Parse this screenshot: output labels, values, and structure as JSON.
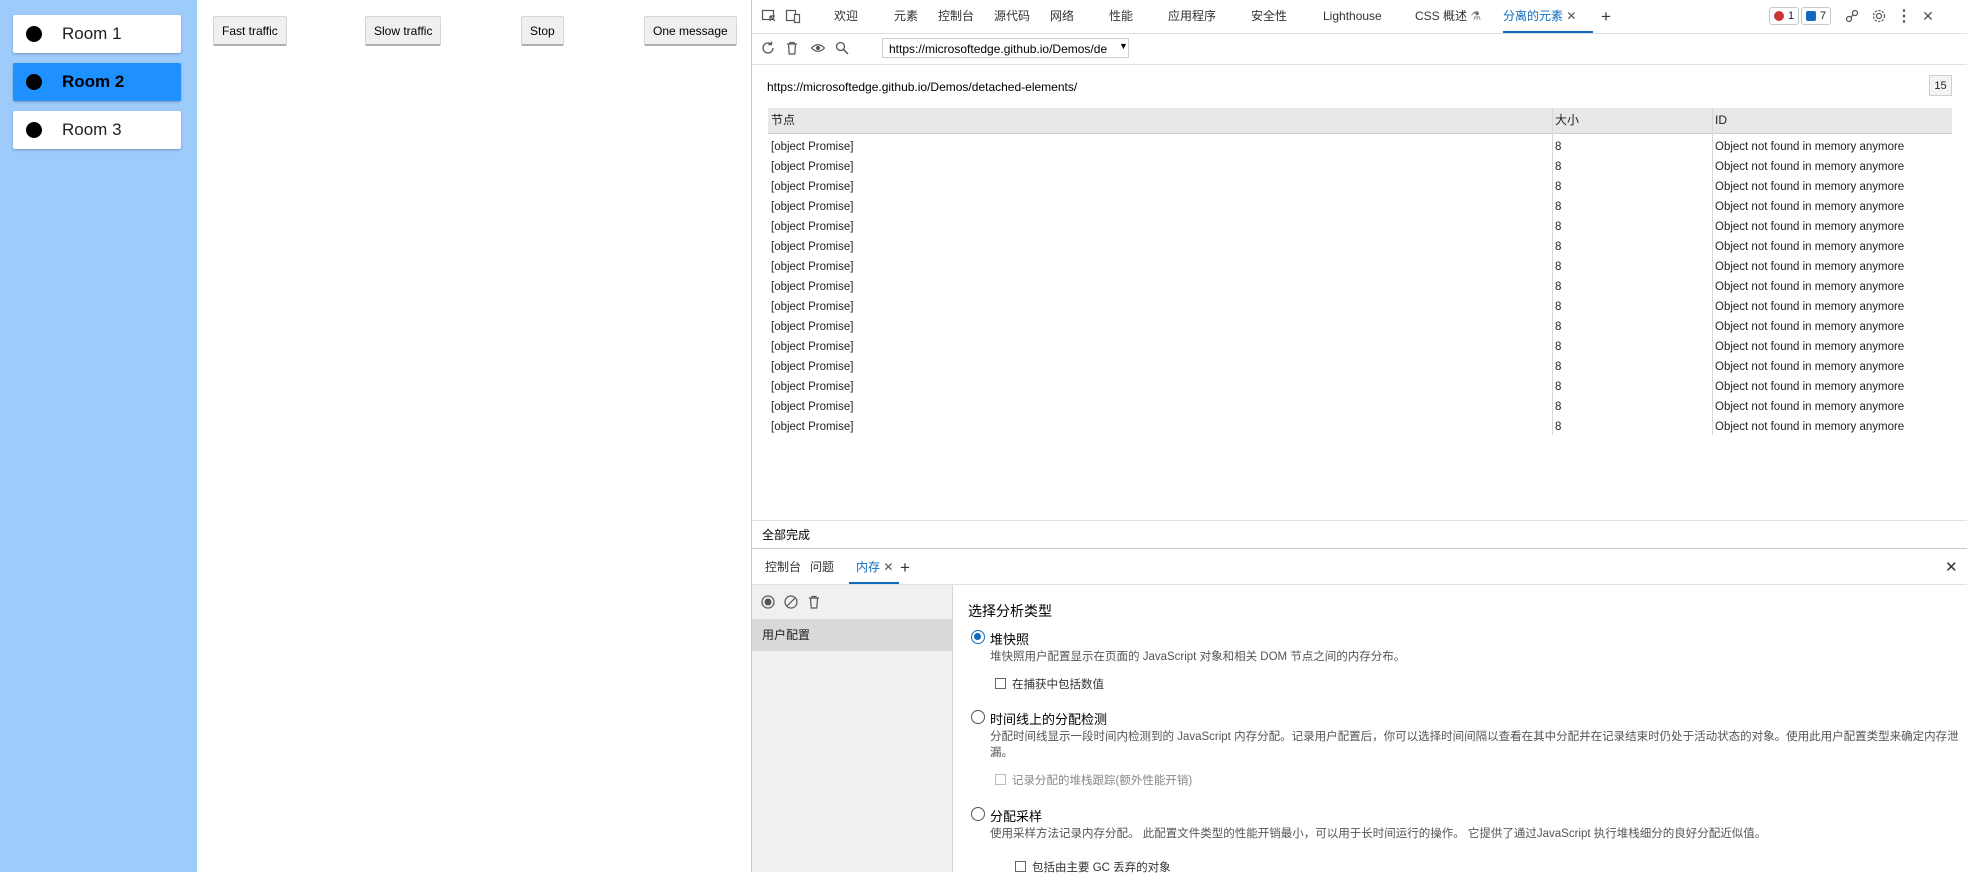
{
  "rooms": [
    {
      "label": "Room 1",
      "active": false
    },
    {
      "label": "Room 2",
      "active": true
    },
    {
      "label": "Room 3",
      "active": false
    }
  ],
  "demo_buttons": [
    "Fast traffic",
    "Slow traffic",
    "Stop",
    "One message"
  ],
  "devtools": {
    "tabs": [
      "欢迎",
      "元素",
      "控制台",
      "源代码",
      "网络",
      "性能",
      "应用程序",
      "安全性",
      "Lighthouse",
      "CSS 概述",
      "分离的元素"
    ],
    "active_tab": "分离的元素",
    "error_count": "1",
    "message_count": "7",
    "url_input": "https://microsoftedge.github.io/Demos/de",
    "page_url": "https://microsoftedge.github.io/Demos/detached-elements/",
    "node_count": "15",
    "table": {
      "columns": [
        "节点",
        "大小",
        "ID"
      ],
      "rows": [
        [
          "[object Promise]",
          "8",
          "Object not found in memory anymore"
        ],
        [
          "[object Promise]",
          "8",
          "Object not found in memory anymore"
        ],
        [
          "[object Promise]",
          "8",
          "Object not found in memory anymore"
        ],
        [
          "[object Promise]",
          "8",
          "Object not found in memory anymore"
        ],
        [
          "[object Promise]",
          "8",
          "Object not found in memory anymore"
        ],
        [
          "[object Promise]",
          "8",
          "Object not found in memory anymore"
        ],
        [
          "[object Promise]",
          "8",
          "Object not found in memory anymore"
        ],
        [
          "[object Promise]",
          "8",
          "Object not found in memory anymore"
        ],
        [
          "[object Promise]",
          "8",
          "Object not found in memory anymore"
        ],
        [
          "[object Promise]",
          "8",
          "Object not found in memory anymore"
        ],
        [
          "[object Promise]",
          "8",
          "Object not found in memory anymore"
        ],
        [
          "[object Promise]",
          "8",
          "Object not found in memory anymore"
        ],
        [
          "[object Promise]",
          "8",
          "Object not found in memory anymore"
        ],
        [
          "[object Promise]",
          "8",
          "Object not found in memory anymore"
        ],
        [
          "[object Promise]",
          "8",
          "Object not found in memory anymore"
        ]
      ]
    },
    "status": "全部完成",
    "drawer_tabs": [
      "控制台",
      "问题",
      "内存"
    ],
    "drawer_active": "内存",
    "memory": {
      "sidebar_label": "用户配置",
      "heading": "选择分析类型",
      "options": [
        {
          "title": "堆快照",
          "selected": true,
          "desc": "堆快照用户配置显示在页面的 JavaScript 对象和相关 DOM 节点之间的内存分布。",
          "checkbox": "在捕获中包括数值",
          "checkbox_disabled": false
        },
        {
          "title": "时间线上的分配检测",
          "selected": false,
          "desc": "分配时间线显示一段时间内检测到的 JavaScript 内存分配。记录用户配置后，你可以选择时间间隔以查看在其中分配并在记录结束时仍处于活动状态的对象。使用此用户配置类型来确定内存泄漏。",
          "checkbox": "记录分配的堆栈跟踪(额外性能开销)",
          "checkbox_disabled": true
        },
        {
          "title": "分配采样",
          "selected": false,
          "desc": "使用采样方法记录内存分配。 此配置文件类型的性能开销最小，可以用于长时间运行的操作。 它提供了通过JavaScript 执行堆栈细分的良好分配近似值。",
          "checkbox": "包括由主要 GC 丢弃的对象",
          "checkbox_disabled": false
        }
      ]
    }
  },
  "colors": {
    "sidebar_bg": "#9dcbfa",
    "active_room": "#1e90ff",
    "accent": "#0f6cbd",
    "error": "#d13438"
  }
}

__Given exercise__.
Using the listing above, pull out all lines that hold the word "github".

__Solved problem__.
    "url_input": "https://microsoftedge.github.io/Demos/de",
    "page_url": "https://microsoftedge.github.io/Demos/detached-elements/",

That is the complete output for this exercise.